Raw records
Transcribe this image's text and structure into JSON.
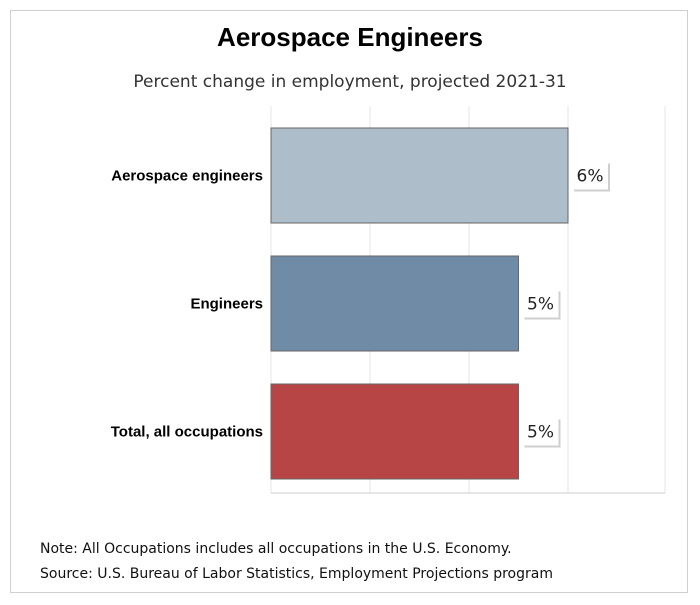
{
  "chart_data": {
    "type": "bar",
    "orientation": "horizontal",
    "title": "Aerospace Engineers",
    "subtitle": "Percent change in employment, projected 2021-31",
    "categories": [
      "Aerospace engineers",
      "Engineers",
      "Total, all occupations"
    ],
    "values": [
      6,
      5,
      5
    ],
    "value_labels": [
      "6%",
      "5%",
      "5%"
    ],
    "colors": [
      "#aebdca",
      "#708ba5",
      "#b84545"
    ],
    "xlim": [
      0,
      8
    ],
    "grid": true
  },
  "notes": [
    "Note: All Occupations includes all occupations in the U.S. Economy.",
    "Source: U.S. Bureau of Labor Statistics, Employment Projections program"
  ]
}
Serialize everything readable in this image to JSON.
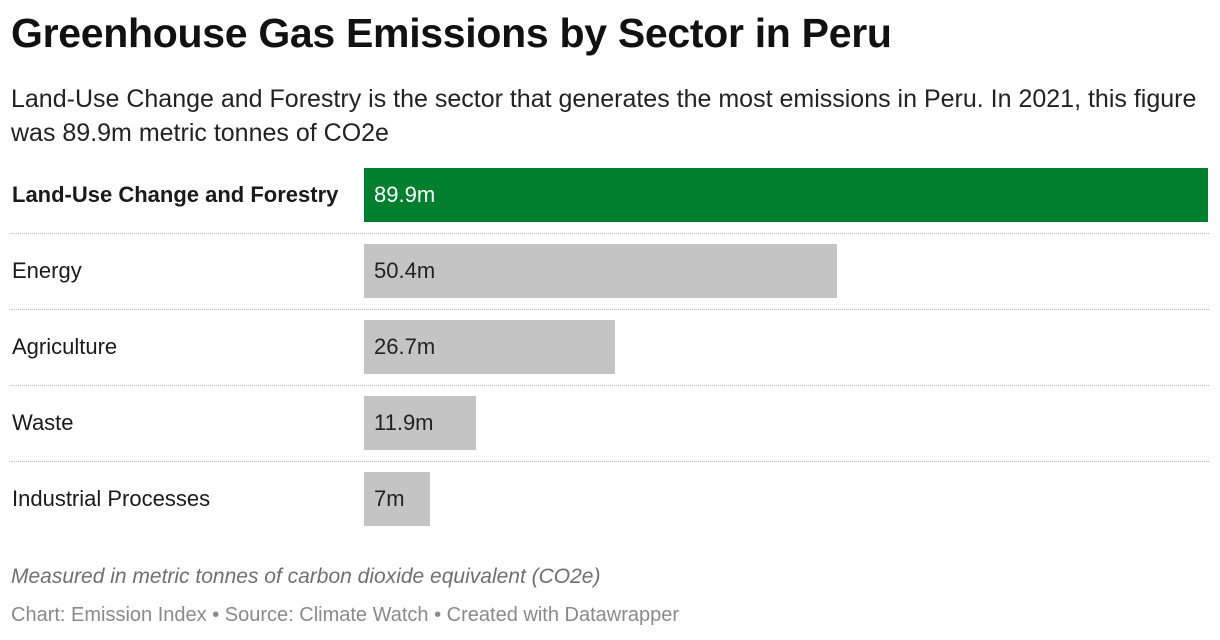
{
  "title": "Greenhouse Gas Emissions by Sector in Peru",
  "subtitle": "Land-Use Change and Forestry is the sector that generates the most emissions in Peru. In 2021, this figure was 89.9m metric tonnes of CO2e",
  "notes": "Measured in metric tonnes of carbon dioxide equivalent (CO2e)",
  "footer": {
    "chart_credit": "Chart: Emission Index",
    "separator_1": " • ",
    "source": "Source: Climate Watch",
    "separator_2": " • ",
    "created_with": "Created with Datawrapper"
  },
  "colors": {
    "highlight_bar": "#00802e",
    "default_bar": "#c4c4c4"
  },
  "chart_data": {
    "type": "bar",
    "orientation": "horizontal",
    "title": "Greenhouse Gas Emissions by Sector in Peru",
    "categories": [
      "Land-Use Change and Forestry",
      "Energy",
      "Agriculture",
      "Waste",
      "Industrial Processes"
    ],
    "values": [
      89.9,
      50.4,
      26.7,
      11.9,
      7
    ],
    "value_labels": [
      "89.9m",
      "50.4m",
      "26.7m",
      "11.9m",
      "7m"
    ],
    "highlighted": [
      true,
      false,
      false,
      false,
      false
    ],
    "xlim": [
      0,
      89.9
    ],
    "grid": false,
    "legend": "none"
  }
}
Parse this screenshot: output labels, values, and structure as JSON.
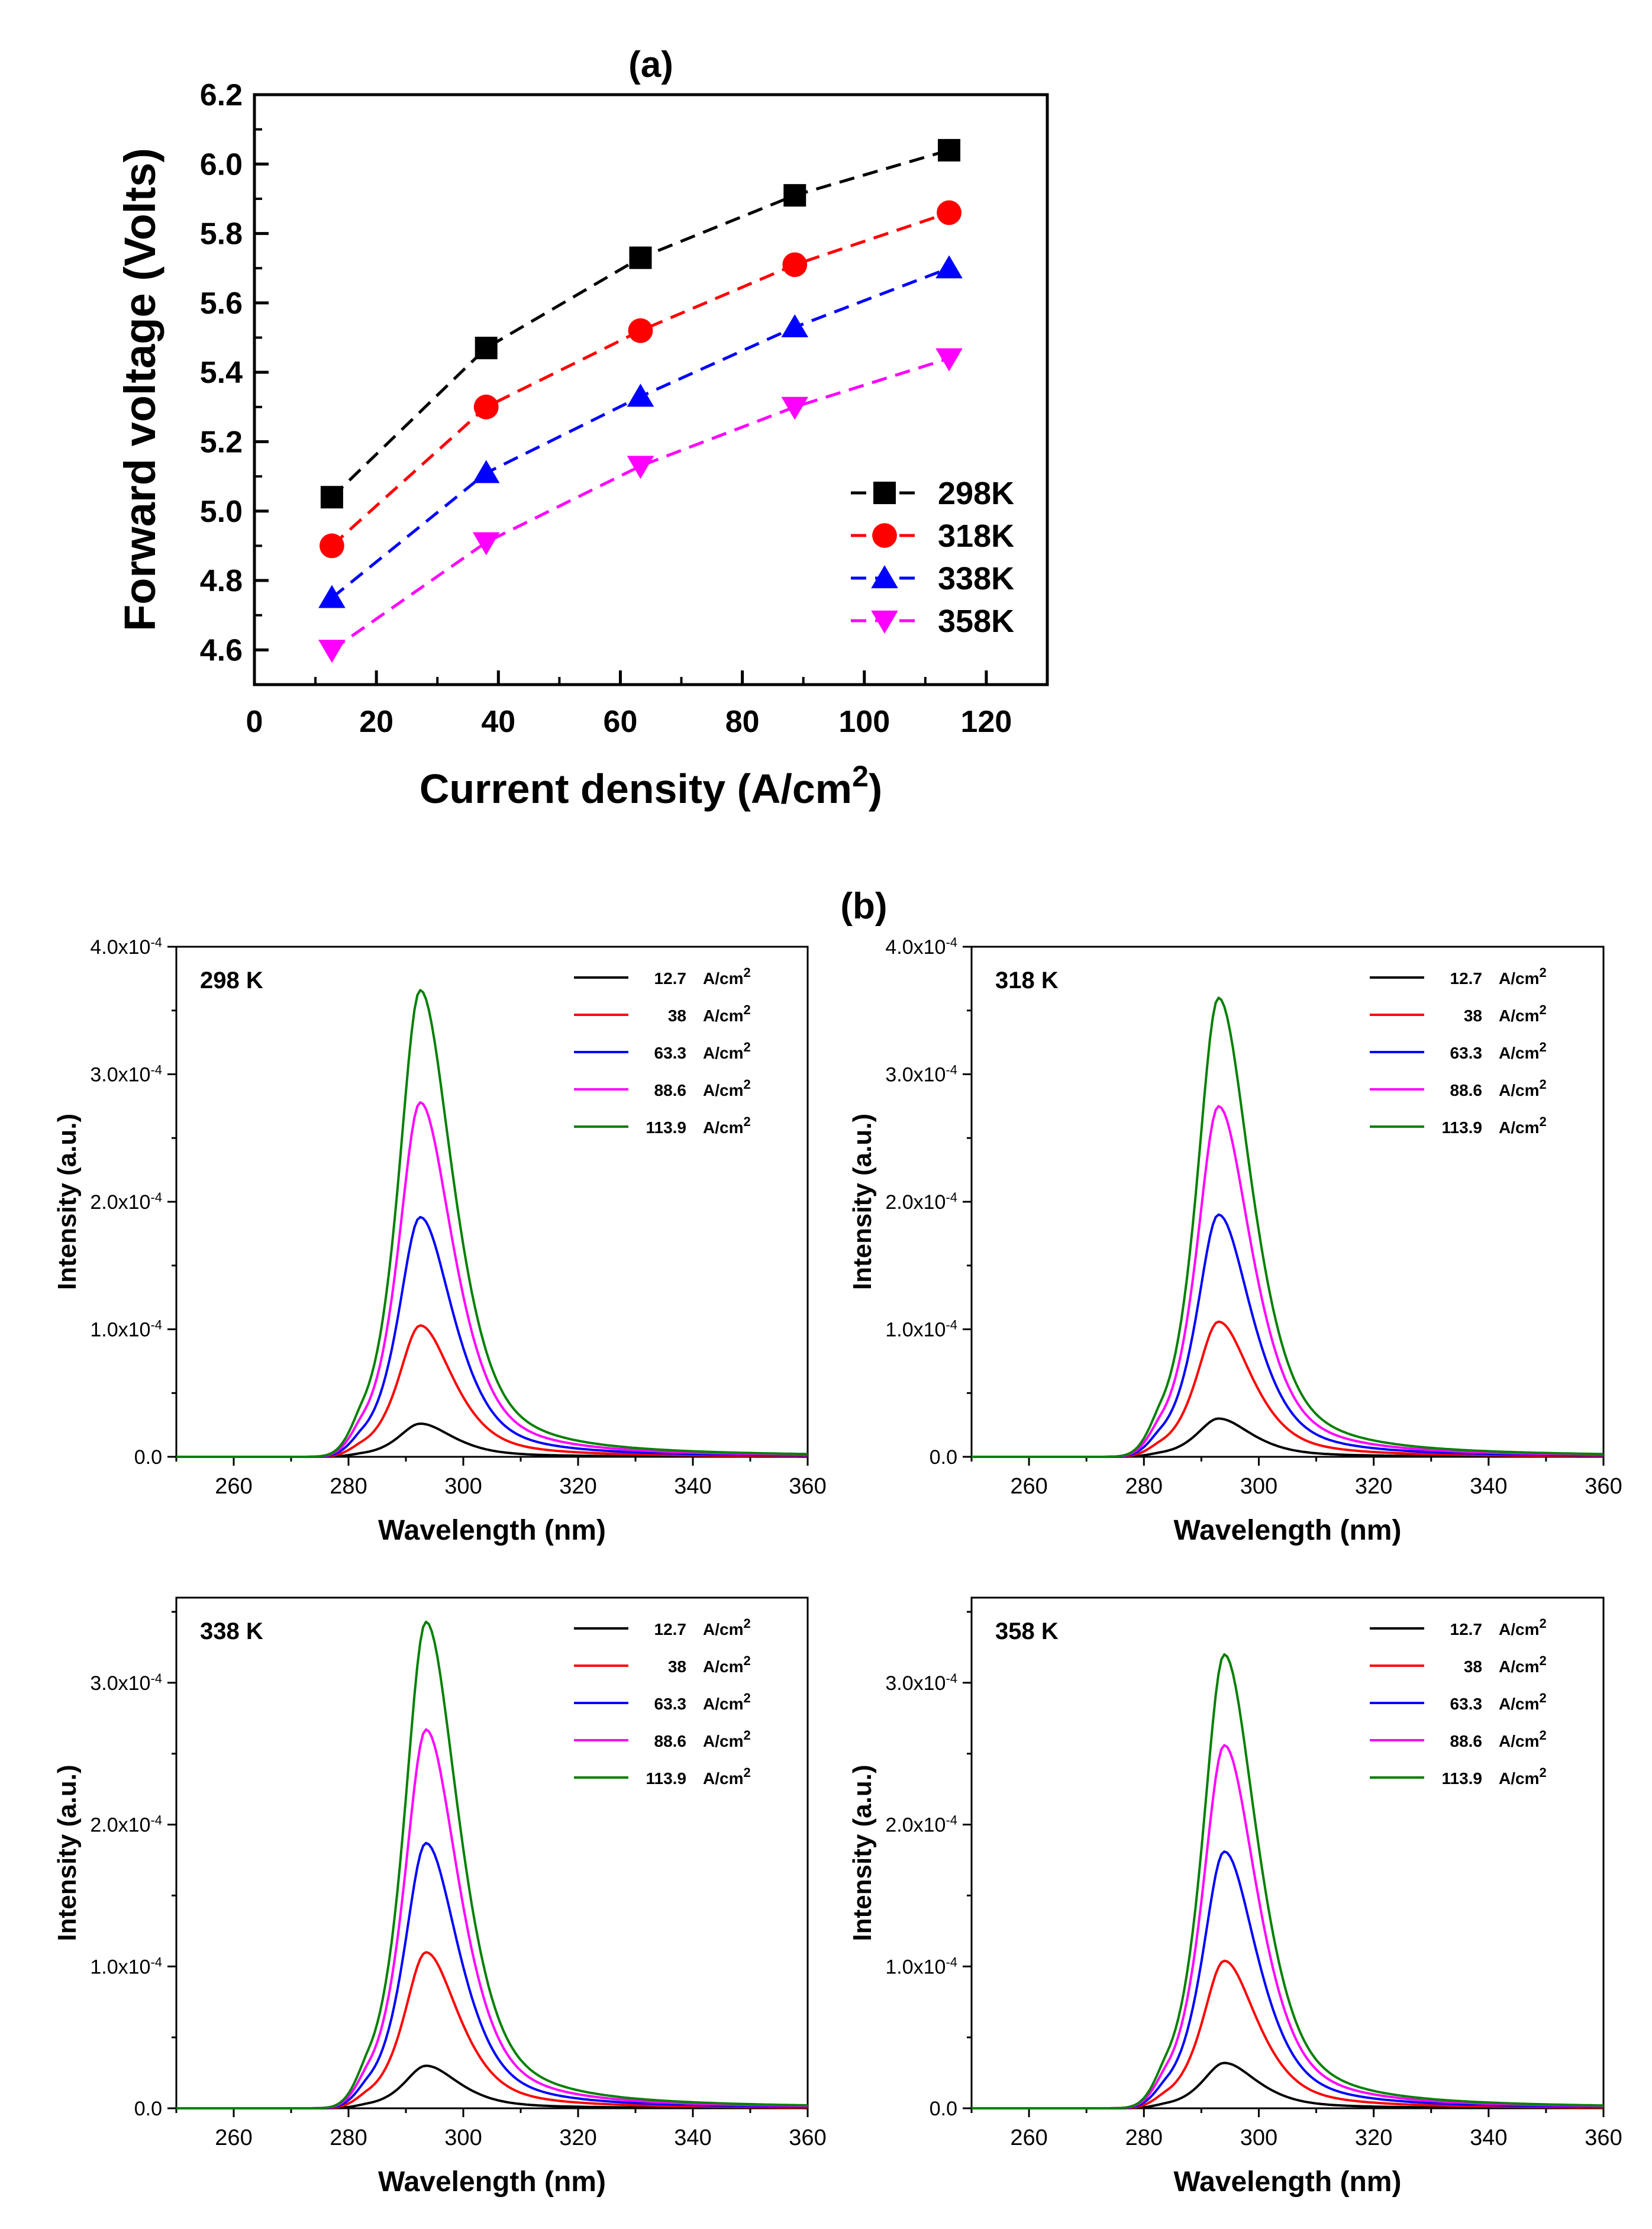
{
  "chart_data": [
    {
      "id": "a",
      "type": "line",
      "panel_label": "(a)",
      "title": "",
      "xlabel_main": "Current density (A/cm",
      "xlabel_sup": "2",
      "xlabel_tail": ")",
      "ylabel": "Forward voltage (Volts)",
      "xlim": [
        0,
        130
      ],
      "ylim": [
        4.5,
        6.2
      ],
      "xticks": [
        "0",
        "20",
        "40",
        "60",
        "80",
        "100",
        "120"
      ],
      "xtick_values": [
        0,
        20,
        40,
        60,
        80,
        100,
        120
      ],
      "yticks": [
        "4.6",
        "4.8",
        "5.0",
        "5.2",
        "5.4",
        "5.6",
        "5.8",
        "6.0",
        "6.2"
      ],
      "ytick_values": [
        4.6,
        4.8,
        5.0,
        5.2,
        5.4,
        5.6,
        5.8,
        6.0,
        6.2
      ],
      "legend_position": "bottom-right",
      "x": [
        12.7,
        38,
        63.3,
        88.6,
        113.9
      ],
      "series": [
        {
          "name": "298K",
          "color": "#000000",
          "marker": "square",
          "values": [
            5.04,
            5.47,
            5.73,
            5.91,
            6.04
          ]
        },
        {
          "name": "318K",
          "color": "#ff0000",
          "marker": "circle",
          "values": [
            4.9,
            5.3,
            5.52,
            5.71,
            5.86
          ]
        },
        {
          "name": "338K",
          "color": "#0000ff",
          "marker": "triangle-up",
          "values": [
            4.75,
            5.11,
            5.33,
            5.53,
            5.7
          ]
        },
        {
          "name": "358K",
          "color": "#ff00ff",
          "marker": "triangle-down",
          "values": [
            4.6,
            4.91,
            5.13,
            5.3,
            5.44
          ]
        }
      ]
    },
    {
      "id": "b1",
      "type": "line",
      "panel_label": "(b)",
      "title": "298 K",
      "xlabel": "Wavelength (nm)",
      "ylabel": "Intensity (a.u.)",
      "xlim": [
        250,
        360
      ],
      "ylim": [
        0,
        0.0004
      ],
      "xticks": [
        "260",
        "280",
        "300",
        "320",
        "340",
        "360"
      ],
      "xtick_values": [
        260,
        280,
        300,
        320,
        340,
        360
      ],
      "yticks": [
        {
          "value": 0,
          "mant": "0.0",
          "exp": ""
        },
        {
          "value": 0.0001,
          "mant": "1.0x10",
          "exp": "-4"
        },
        {
          "value": 0.0002,
          "mant": "2.0x10",
          "exp": "-4"
        },
        {
          "value": 0.0003,
          "mant": "3.0x10",
          "exp": "-4"
        },
        {
          "value": 0.0004,
          "mant": "4.0x10",
          "exp": "-4"
        }
      ],
      "legend_position": "top-right",
      "peak_nm": 292.5,
      "series": [
        {
          "name": "12.7",
          "unit": "A/cm",
          "unit_sup": "2",
          "color": "#000000",
          "peak": 2.6e-05
        },
        {
          "name": "38",
          "unit": "A/cm",
          "unit_sup": "2",
          "color": "#ff0000",
          "peak": 0.000103
        },
        {
          "name": "63.3",
          "unit": "A/cm",
          "unit_sup": "2",
          "color": "#0000ff",
          "peak": 0.000188
        },
        {
          "name": "88.6",
          "unit": "A/cm",
          "unit_sup": "2",
          "color": "#ff00ff",
          "peak": 0.000278
        },
        {
          "name": "113.9",
          "unit": "A/cm",
          "unit_sup": "2",
          "color": "#008000",
          "peak": 0.000366
        }
      ]
    },
    {
      "id": "b2",
      "type": "line",
      "title": "318 K",
      "xlabel": "Wavelength (nm)",
      "ylabel": "Intensity (a.u.)",
      "xlim": [
        250,
        360
      ],
      "ylim": [
        0,
        0.0004
      ],
      "xticks": [
        "260",
        "280",
        "300",
        "320",
        "340",
        "360"
      ],
      "xtick_values": [
        260,
        280,
        300,
        320,
        340,
        360
      ],
      "yticks": [
        {
          "value": 0,
          "mant": "0.0",
          "exp": ""
        },
        {
          "value": 0.0001,
          "mant": "1.0x10",
          "exp": "-4"
        },
        {
          "value": 0.0002,
          "mant": "2.0x10",
          "exp": "-4"
        },
        {
          "value": 0.0003,
          "mant": "3.0x10",
          "exp": "-4"
        },
        {
          "value": 0.0004,
          "mant": "4.0x10",
          "exp": "-4"
        }
      ],
      "legend_position": "top-right",
      "peak_nm": 293,
      "series": [
        {
          "name": "12.7",
          "unit": "A/cm",
          "unit_sup": "2",
          "color": "#000000",
          "peak": 3e-05
        },
        {
          "name": "38",
          "unit": "A/cm",
          "unit_sup": "2",
          "color": "#ff0000",
          "peak": 0.000106
        },
        {
          "name": "63.3",
          "unit": "A/cm",
          "unit_sup": "2",
          "color": "#0000ff",
          "peak": 0.00019
        },
        {
          "name": "88.6",
          "unit": "A/cm",
          "unit_sup": "2",
          "color": "#ff00ff",
          "peak": 0.000275
        },
        {
          "name": "113.9",
          "unit": "A/cm",
          "unit_sup": "2",
          "color": "#008000",
          "peak": 0.00036
        }
      ]
    },
    {
      "id": "b3",
      "type": "line",
      "title": "338 K",
      "xlabel": "Wavelength (nm)",
      "ylabel": "Intensity (a.u.)",
      "xlim": [
        250,
        360
      ],
      "ylim": [
        0,
        0.00036
      ],
      "xticks": [
        "260",
        "280",
        "300",
        "320",
        "340",
        "360"
      ],
      "xtick_values": [
        260,
        280,
        300,
        320,
        340,
        360
      ],
      "yticks": [
        {
          "value": 0,
          "mant": "0.0",
          "exp": ""
        },
        {
          "value": 0.0001,
          "mant": "1.0x10",
          "exp": "-4"
        },
        {
          "value": 0.0002,
          "mant": "2.0x10",
          "exp": "-4"
        },
        {
          "value": 0.0003,
          "mant": "3.0x10",
          "exp": "-4"
        }
      ],
      "legend_position": "top-right",
      "peak_nm": 293.5,
      "series": [
        {
          "name": "12.7",
          "unit": "A/cm",
          "unit_sup": "2",
          "color": "#000000",
          "peak": 3e-05
        },
        {
          "name": "38",
          "unit": "A/cm",
          "unit_sup": "2",
          "color": "#ff0000",
          "peak": 0.00011
        },
        {
          "name": "63.3",
          "unit": "A/cm",
          "unit_sup": "2",
          "color": "#0000ff",
          "peak": 0.000187
        },
        {
          "name": "88.6",
          "unit": "A/cm",
          "unit_sup": "2",
          "color": "#ff00ff",
          "peak": 0.000267
        },
        {
          "name": "113.9",
          "unit": "A/cm",
          "unit_sup": "2",
          "color": "#008000",
          "peak": 0.000343
        }
      ]
    },
    {
      "id": "b4",
      "type": "line",
      "title": "358 K",
      "xlabel": "Wavelength (nm)",
      "ylabel": "Intensity (a.u.)",
      "xlim": [
        250,
        360
      ],
      "ylim": [
        0,
        0.00036
      ],
      "xticks": [
        "260",
        "280",
        "300",
        "320",
        "340",
        "360"
      ],
      "xtick_values": [
        260,
        280,
        300,
        320,
        340,
        360
      ],
      "yticks": [
        {
          "value": 0,
          "mant": "0.0",
          "exp": ""
        },
        {
          "value": 0.0001,
          "mant": "1.0x10",
          "exp": "-4"
        },
        {
          "value": 0.0002,
          "mant": "2.0x10",
          "exp": "-4"
        },
        {
          "value": 0.0003,
          "mant": "3.0x10",
          "exp": "-4"
        }
      ],
      "legend_position": "top-right",
      "peak_nm": 294,
      "series": [
        {
          "name": "12.7",
          "unit": "A/cm",
          "unit_sup": "2",
          "color": "#000000",
          "peak": 3.2e-05
        },
        {
          "name": "38",
          "unit": "A/cm",
          "unit_sup": "2",
          "color": "#ff0000",
          "peak": 0.000104
        },
        {
          "name": "63.3",
          "unit": "A/cm",
          "unit_sup": "2",
          "color": "#0000ff",
          "peak": 0.000181
        },
        {
          "name": "88.6",
          "unit": "A/cm",
          "unit_sup": "2",
          "color": "#ff00ff",
          "peak": 0.000256
        },
        {
          "name": "113.9",
          "unit": "A/cm",
          "unit_sup": "2",
          "color": "#008000",
          "peak": 0.00032
        }
      ]
    }
  ]
}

■ **Instruction**
Each line that holds the word "triangle" should be extracted from the records.

■ **Full output**
          "marker": "triangle-up",
          "marker": "triangle-down",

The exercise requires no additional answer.